● **Stated exercise**: Go over the entries below line by line, copying each one that contains the word "change".

[Entries with figure data]

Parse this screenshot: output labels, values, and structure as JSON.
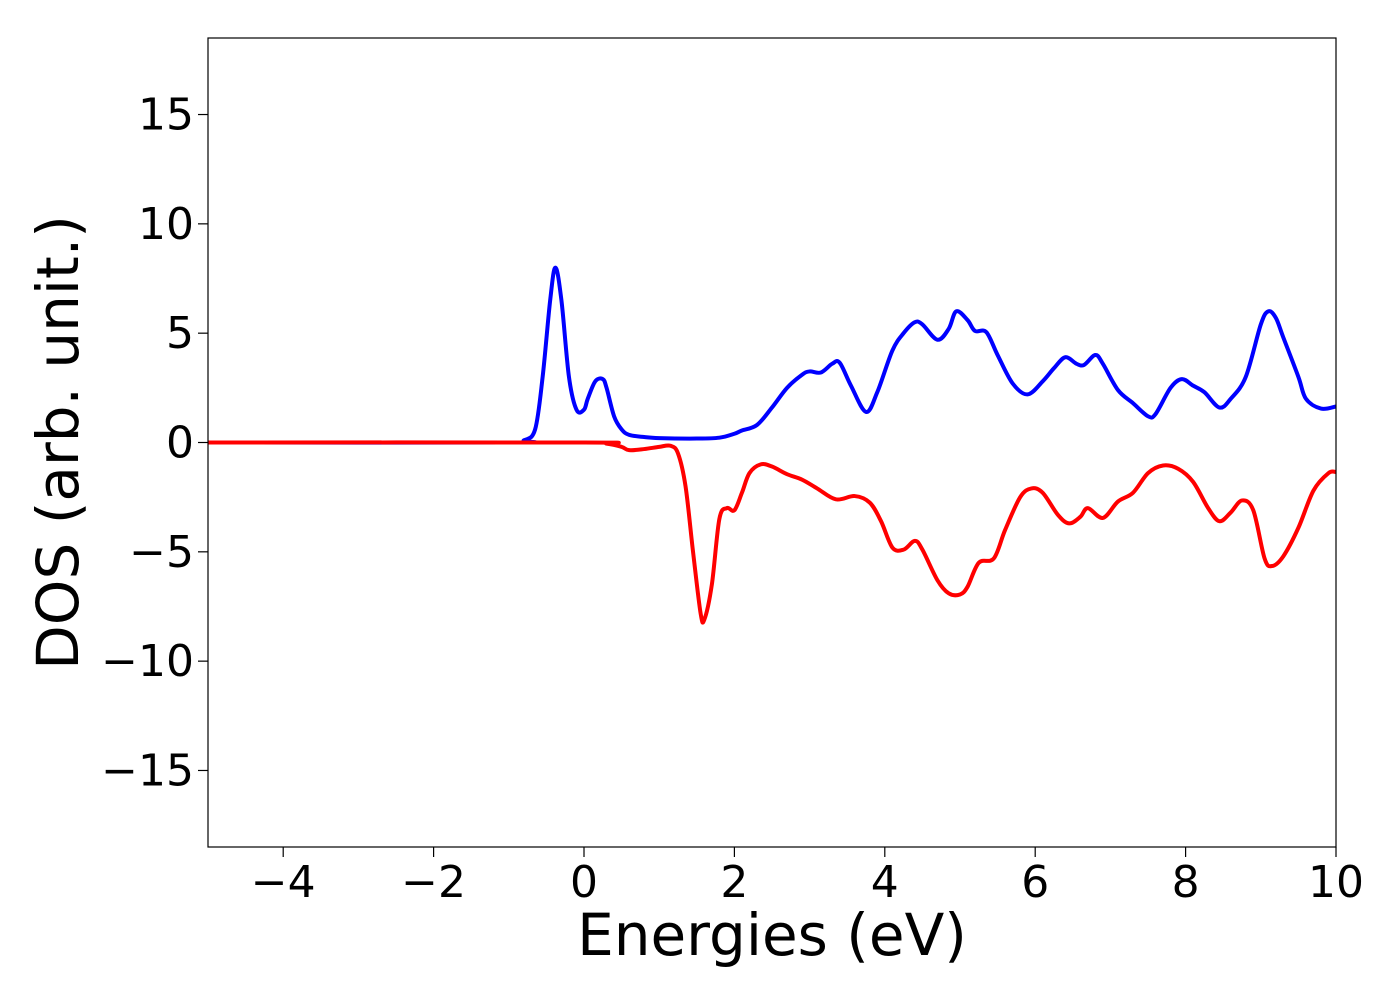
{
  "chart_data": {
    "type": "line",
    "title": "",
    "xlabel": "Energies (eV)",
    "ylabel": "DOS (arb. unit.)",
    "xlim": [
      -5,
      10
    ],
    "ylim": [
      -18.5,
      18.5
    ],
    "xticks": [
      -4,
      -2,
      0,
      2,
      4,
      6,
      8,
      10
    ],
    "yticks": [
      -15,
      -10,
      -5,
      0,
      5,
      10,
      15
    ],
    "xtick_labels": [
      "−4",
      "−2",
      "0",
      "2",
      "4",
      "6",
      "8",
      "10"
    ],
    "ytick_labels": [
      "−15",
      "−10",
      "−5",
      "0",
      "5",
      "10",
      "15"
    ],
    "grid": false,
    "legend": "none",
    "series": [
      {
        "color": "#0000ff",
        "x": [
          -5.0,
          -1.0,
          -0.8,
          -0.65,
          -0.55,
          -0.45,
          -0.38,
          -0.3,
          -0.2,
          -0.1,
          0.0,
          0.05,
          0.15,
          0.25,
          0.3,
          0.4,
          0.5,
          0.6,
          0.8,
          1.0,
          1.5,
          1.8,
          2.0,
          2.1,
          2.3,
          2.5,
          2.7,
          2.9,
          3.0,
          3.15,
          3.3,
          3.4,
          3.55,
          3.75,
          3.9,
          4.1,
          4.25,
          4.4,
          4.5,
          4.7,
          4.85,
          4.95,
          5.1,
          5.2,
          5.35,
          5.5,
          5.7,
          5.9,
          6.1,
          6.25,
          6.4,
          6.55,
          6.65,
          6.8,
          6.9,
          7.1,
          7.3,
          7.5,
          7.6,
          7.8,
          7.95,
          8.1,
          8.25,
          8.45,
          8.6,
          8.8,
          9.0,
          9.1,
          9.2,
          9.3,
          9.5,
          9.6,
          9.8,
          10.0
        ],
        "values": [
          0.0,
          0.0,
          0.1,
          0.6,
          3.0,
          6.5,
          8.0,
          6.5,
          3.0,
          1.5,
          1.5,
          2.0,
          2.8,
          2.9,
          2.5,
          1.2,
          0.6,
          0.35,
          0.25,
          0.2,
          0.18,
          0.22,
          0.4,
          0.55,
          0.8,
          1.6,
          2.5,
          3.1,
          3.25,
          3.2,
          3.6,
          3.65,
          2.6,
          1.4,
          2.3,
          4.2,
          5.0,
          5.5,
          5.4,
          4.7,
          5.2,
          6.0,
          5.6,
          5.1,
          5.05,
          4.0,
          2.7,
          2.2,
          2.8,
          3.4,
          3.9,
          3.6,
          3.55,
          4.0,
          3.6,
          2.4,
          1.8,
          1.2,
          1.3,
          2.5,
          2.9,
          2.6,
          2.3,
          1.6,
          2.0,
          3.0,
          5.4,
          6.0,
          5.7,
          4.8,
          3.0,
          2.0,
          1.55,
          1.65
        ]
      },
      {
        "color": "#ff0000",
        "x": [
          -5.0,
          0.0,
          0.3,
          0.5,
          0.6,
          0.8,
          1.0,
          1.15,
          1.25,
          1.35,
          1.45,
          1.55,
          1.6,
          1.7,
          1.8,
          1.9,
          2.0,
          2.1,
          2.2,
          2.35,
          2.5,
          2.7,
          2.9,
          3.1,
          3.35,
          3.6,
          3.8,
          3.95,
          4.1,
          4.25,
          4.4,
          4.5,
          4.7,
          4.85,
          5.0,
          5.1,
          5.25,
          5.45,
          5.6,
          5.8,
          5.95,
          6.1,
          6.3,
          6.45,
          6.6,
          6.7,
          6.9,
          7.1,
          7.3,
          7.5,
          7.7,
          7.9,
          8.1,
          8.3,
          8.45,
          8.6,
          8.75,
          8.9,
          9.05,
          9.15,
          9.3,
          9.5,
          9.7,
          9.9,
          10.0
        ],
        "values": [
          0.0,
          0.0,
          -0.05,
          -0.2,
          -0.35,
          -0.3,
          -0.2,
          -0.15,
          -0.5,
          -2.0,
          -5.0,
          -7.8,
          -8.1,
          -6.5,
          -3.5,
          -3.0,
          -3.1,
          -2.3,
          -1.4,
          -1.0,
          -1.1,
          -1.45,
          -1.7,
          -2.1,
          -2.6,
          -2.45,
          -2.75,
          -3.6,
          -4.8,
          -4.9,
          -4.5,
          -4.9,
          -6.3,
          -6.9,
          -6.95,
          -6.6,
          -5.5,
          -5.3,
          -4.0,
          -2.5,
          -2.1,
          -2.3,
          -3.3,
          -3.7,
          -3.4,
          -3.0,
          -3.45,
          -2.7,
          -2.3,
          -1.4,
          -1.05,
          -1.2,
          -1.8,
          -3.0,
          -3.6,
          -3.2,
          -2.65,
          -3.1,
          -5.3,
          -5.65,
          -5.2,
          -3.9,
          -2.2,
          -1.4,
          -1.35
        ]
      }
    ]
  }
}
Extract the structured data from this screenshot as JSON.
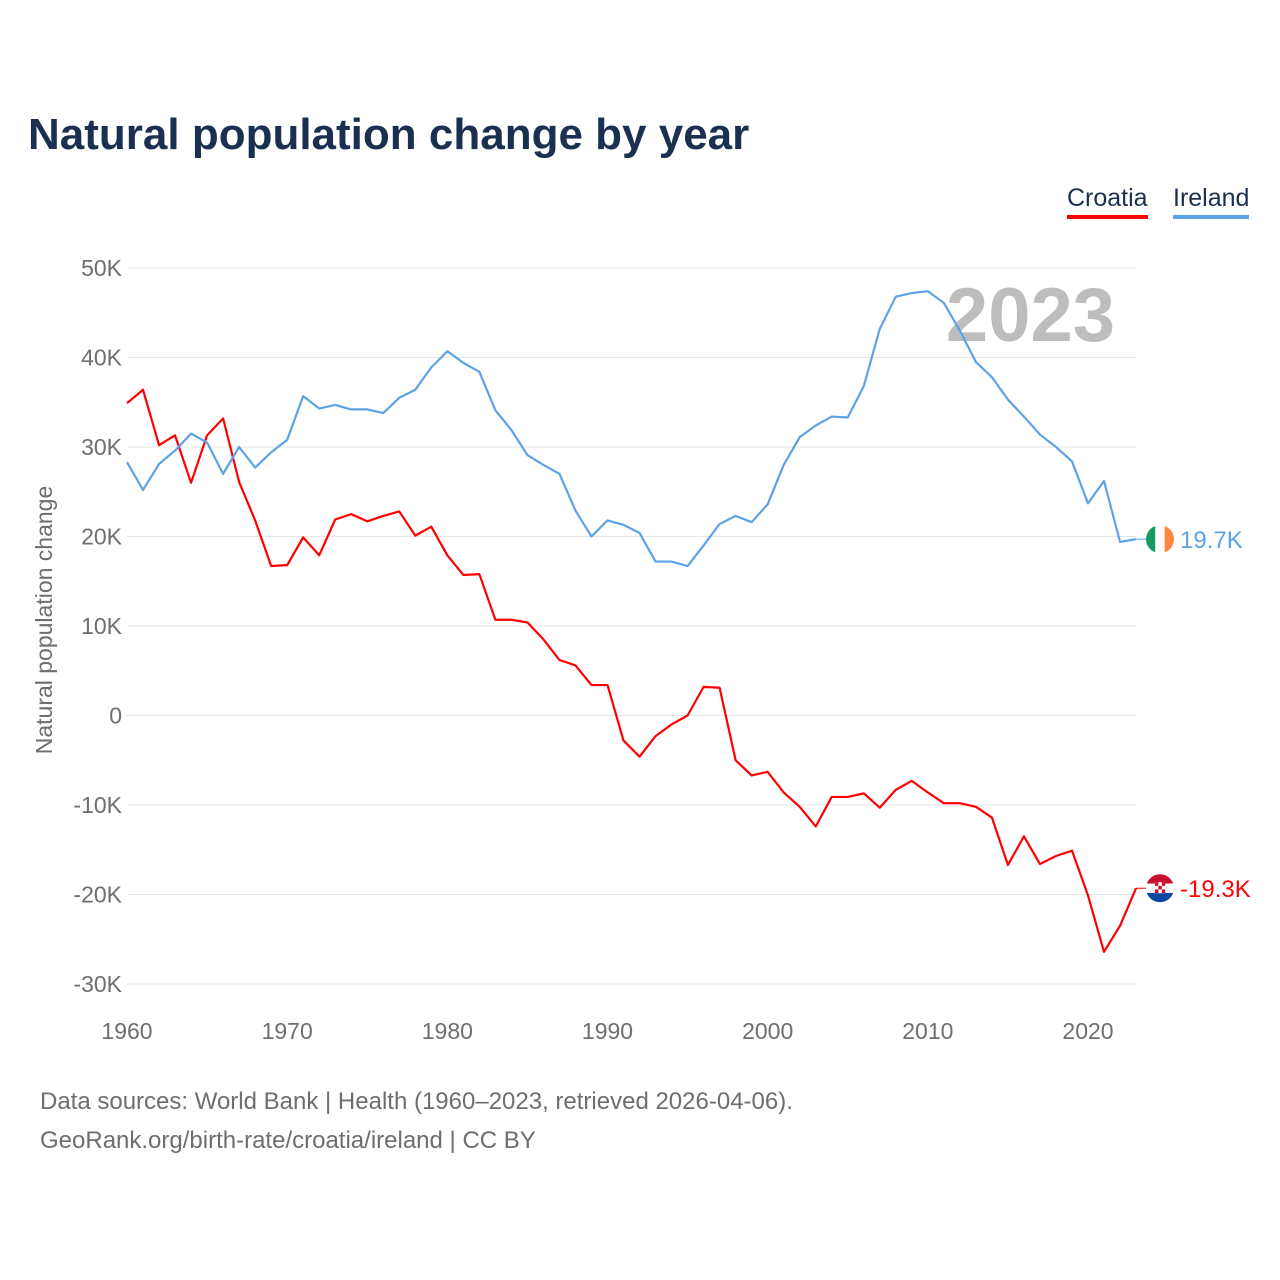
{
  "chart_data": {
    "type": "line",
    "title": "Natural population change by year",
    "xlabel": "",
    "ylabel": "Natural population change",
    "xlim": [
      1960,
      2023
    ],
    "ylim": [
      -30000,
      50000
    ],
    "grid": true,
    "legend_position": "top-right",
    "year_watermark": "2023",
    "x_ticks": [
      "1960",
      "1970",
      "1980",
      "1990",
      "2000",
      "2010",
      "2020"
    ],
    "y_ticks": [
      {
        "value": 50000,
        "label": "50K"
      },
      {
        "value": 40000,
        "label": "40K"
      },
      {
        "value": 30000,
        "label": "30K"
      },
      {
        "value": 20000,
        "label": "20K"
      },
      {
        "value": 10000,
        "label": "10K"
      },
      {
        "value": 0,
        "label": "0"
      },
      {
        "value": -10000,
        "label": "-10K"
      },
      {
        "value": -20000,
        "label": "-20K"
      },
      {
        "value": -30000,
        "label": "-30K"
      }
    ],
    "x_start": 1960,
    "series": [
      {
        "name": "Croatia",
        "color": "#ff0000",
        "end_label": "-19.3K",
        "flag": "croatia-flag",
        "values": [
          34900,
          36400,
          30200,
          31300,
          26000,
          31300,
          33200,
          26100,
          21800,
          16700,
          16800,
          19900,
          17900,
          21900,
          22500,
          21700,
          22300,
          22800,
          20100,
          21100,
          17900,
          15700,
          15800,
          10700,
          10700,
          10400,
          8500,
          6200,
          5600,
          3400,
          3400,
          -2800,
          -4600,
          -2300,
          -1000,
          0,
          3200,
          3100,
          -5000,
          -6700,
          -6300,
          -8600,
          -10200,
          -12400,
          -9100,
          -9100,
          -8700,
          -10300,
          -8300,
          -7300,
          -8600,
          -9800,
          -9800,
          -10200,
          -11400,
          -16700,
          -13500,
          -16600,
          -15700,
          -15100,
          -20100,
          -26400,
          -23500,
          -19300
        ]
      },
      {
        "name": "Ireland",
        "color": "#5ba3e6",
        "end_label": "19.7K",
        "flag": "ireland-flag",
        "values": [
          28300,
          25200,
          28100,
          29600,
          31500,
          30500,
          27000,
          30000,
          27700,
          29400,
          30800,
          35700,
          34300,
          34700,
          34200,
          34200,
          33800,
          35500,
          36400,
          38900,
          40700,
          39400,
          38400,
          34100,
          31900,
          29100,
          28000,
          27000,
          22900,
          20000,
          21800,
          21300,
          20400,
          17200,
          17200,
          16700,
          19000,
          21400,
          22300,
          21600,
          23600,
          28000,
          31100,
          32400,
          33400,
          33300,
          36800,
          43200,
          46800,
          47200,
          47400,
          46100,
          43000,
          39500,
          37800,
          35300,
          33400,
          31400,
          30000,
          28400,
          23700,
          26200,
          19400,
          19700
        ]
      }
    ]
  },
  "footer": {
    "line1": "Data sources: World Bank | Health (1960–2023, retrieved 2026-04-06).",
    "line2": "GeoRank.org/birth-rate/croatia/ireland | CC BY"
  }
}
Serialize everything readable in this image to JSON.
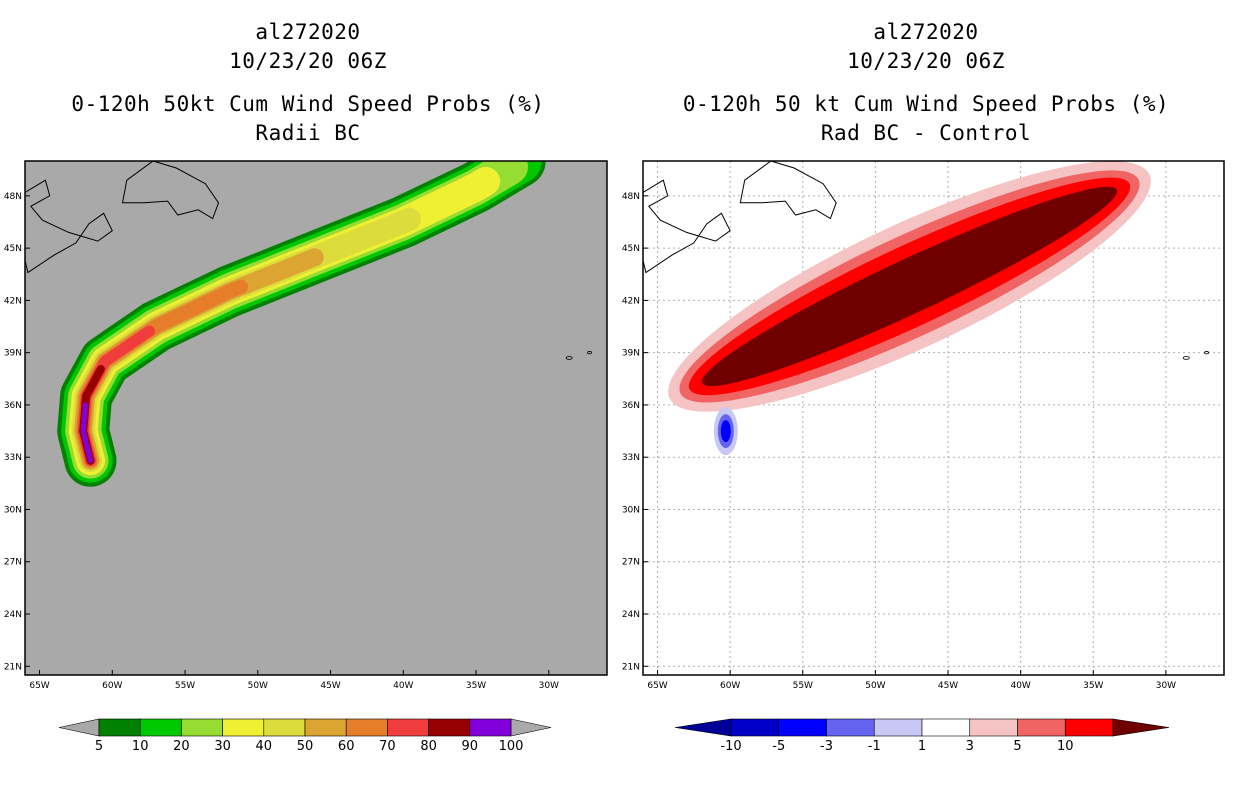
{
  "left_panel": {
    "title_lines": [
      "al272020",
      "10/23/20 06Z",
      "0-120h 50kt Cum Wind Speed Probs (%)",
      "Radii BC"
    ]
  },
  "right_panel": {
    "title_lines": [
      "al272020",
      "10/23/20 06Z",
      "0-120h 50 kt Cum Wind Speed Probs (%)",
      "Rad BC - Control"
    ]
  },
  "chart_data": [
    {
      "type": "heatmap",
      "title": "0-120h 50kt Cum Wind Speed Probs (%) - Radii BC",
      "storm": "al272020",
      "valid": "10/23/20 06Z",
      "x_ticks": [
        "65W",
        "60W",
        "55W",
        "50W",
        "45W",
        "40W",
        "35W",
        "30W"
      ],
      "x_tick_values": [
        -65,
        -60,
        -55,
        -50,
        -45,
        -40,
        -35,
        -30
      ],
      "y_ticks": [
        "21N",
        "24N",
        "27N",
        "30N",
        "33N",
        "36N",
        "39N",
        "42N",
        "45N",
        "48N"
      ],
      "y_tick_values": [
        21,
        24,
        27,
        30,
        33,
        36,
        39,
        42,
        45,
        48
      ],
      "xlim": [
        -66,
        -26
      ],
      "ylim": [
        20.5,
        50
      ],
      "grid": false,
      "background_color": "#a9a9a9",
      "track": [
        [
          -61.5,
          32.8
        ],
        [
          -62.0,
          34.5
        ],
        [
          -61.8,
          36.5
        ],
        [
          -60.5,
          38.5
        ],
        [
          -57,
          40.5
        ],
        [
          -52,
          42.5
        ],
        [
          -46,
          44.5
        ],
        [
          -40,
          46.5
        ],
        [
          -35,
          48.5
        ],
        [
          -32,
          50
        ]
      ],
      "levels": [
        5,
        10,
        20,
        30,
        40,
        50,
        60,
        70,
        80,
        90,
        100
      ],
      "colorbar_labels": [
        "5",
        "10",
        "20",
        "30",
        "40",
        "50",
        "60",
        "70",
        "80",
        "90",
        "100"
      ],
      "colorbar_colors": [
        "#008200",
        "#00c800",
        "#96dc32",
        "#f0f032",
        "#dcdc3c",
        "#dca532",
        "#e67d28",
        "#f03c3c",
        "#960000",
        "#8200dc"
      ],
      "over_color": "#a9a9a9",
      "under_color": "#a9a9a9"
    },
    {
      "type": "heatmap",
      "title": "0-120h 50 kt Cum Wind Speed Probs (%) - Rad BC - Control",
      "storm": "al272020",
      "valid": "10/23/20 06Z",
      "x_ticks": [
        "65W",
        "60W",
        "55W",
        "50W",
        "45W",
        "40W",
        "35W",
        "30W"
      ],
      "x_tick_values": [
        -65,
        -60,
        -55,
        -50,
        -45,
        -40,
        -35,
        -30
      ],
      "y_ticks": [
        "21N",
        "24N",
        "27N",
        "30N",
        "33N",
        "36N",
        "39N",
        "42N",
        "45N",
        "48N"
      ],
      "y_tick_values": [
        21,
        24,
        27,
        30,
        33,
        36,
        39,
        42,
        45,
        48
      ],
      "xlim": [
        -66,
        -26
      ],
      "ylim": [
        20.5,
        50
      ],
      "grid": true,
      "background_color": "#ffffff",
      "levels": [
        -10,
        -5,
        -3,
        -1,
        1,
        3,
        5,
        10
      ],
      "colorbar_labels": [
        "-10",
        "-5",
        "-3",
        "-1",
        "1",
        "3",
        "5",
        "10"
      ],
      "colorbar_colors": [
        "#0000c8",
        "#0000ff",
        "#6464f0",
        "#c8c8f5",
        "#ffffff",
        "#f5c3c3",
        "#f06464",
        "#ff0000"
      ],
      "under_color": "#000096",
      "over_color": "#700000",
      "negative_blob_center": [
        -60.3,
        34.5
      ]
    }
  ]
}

● **Answer to this problem**:
    "title": "Natural population change by year",
    "ylabel": "Natural population change",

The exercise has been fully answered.